Sempre Garotas se passa num internato no Himalaia, onde a jovem Mira é exemplo de disciplina e responsabilidade. Porém seu mundo perfeito é abalado com a chegada de Sri, novo aluno da turma por quem se apaixona. Mas Sri também desperta o interesse da sua sogra, Anila, mãe jovem. Premiado no Festival de Sundance 2024. EM CARTAZ NOS CINEMAS

Crítica

É de se comemorar que dois filmes indianos tenham sido lançados nos cinemas brasileiros em menos de seis meses. Num mercado ainda muito dominado por produções norte-americanas e europeias, as estreias de Tudo que Imaginamos como Luz (2024), em novembro de 2024, e agora, em maio de 2025, de Sempre Garotas (2024), é um gesto bastante saudável do nosso circuito exibidor. Ainda mais se pensarmos que ambos os longas-metragens são dirigidos por mulheres e diferem do modelo de cinema-espetáculo pelo qual o cinema indiano é imediatamente tomado. A novidade comandada pela cineasta Shuchi Talati tem como protagonista uma típica adolescente em plena efervescência hormonal tentando se afirmar num mundo que ainda a enxerga como criança, mas que ao mesmo tempo lhe impõem responsabilidades adultas. Mira (Preeti Panigrahi, excepcional no papel) é essa menina prestes a chegar à maioridade que vive parcialmente num internato no Himalaia. Vista pelos professores como exemplo a ser seguido, ela nos é apresentada a partir de um feito importante: a escolha como representante de classe, título antigamente possível apenas para os meninos. Encarregada de ajudar a ajustar a disciplina do lugar, ela tem uma atitude séria que destoa do comportamento bem mais extrovertido de sua mãe, Anila (Kani Kusruti). Será que os modos rígidos da menina são respostas à atitude da mãe?

Sempre Garotas

Ao longo da trama percebemos muitas coisas que ajudam a explicar a dinâmica dos personagens, especialmente a sempre conturbada entre mãe e filha. Como qualquer adolescente, Mira é resistente às aproximações afetivas da mulher mais velha que a gerou. Em vários momentos somos levados a acreditar que ela sente vergonha da expansividade materna. No entanto, Mira não tem uma personalidade unidimensional e superficial, aos poucos revelando traços também característicos de sua idade, como a curiosidade sexual despertada por um garoto recém-chegado, que num primeiro momento parece uma espécie de protótipo de bad boy. Sri (Kesav Binoy Kiron) morou muito tempo em Hong Kong, vive sem supervisão adulta e parece não se importar muito com seu baixo desempenho escolar. Então, se a irritabilidade de Mira pode ser creditada a uma resposta instintiva ao comportamento da mãe com quem tem divergências, o encantamento pelo menino também poderia ser colocado na conta dessa tentativa inconsciente de destoar de algo – neste caso da aura de boa moça que ela emana aos demais colegas? No entanto, Sempre Garotas utiliza essas suposições implícitas apenas como forma de tornar ainda mais complexo o testemunho do amadurecimento da protagonista, das tentativas de crescer logo. Nesse sentido, o grande mérito é o desempenho notável da jovem atriz em estado de graça.

§ §

# [EXERCÍCIO PROPOSTO]
De acordo com a crítica de Sempre Garotas acima, qual cineasta dirige o filme?

Entradas de dados armazenadas:
§ §

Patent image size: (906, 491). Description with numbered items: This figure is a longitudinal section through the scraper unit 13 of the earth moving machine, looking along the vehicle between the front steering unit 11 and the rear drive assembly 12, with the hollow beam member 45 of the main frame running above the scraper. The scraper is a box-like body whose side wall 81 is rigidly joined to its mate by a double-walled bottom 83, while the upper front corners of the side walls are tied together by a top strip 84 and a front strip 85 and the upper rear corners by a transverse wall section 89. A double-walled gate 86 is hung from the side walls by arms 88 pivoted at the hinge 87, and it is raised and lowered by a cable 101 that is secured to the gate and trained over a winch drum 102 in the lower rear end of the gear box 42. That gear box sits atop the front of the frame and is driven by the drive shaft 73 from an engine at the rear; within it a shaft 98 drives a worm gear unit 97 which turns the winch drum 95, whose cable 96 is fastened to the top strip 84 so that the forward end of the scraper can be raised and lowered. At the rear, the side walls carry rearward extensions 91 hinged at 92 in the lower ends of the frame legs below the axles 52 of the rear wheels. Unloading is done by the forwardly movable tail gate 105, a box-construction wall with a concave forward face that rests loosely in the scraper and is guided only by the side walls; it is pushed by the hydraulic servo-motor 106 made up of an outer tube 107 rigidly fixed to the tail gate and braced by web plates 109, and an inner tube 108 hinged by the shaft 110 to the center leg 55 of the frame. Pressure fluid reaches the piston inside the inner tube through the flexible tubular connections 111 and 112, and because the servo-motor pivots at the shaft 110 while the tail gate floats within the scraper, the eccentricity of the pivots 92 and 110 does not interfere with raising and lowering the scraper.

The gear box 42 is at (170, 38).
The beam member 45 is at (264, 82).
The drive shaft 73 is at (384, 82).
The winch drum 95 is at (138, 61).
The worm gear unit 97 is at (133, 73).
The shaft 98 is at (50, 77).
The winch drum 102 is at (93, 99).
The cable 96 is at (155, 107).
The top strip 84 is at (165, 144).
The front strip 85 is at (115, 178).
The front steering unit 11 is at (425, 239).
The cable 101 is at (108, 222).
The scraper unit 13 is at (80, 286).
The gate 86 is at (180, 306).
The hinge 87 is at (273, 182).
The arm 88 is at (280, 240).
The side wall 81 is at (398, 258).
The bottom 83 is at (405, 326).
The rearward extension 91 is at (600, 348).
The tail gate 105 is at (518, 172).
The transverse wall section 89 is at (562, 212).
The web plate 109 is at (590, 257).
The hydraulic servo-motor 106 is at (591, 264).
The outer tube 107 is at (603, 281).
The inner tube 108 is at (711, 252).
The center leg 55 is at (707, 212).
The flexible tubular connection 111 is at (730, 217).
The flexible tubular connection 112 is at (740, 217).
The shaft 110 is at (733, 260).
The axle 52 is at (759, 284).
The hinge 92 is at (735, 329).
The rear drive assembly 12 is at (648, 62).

§ §

# [TAREFA CONCLUÍDA]
A cineasta Shuchi Talati.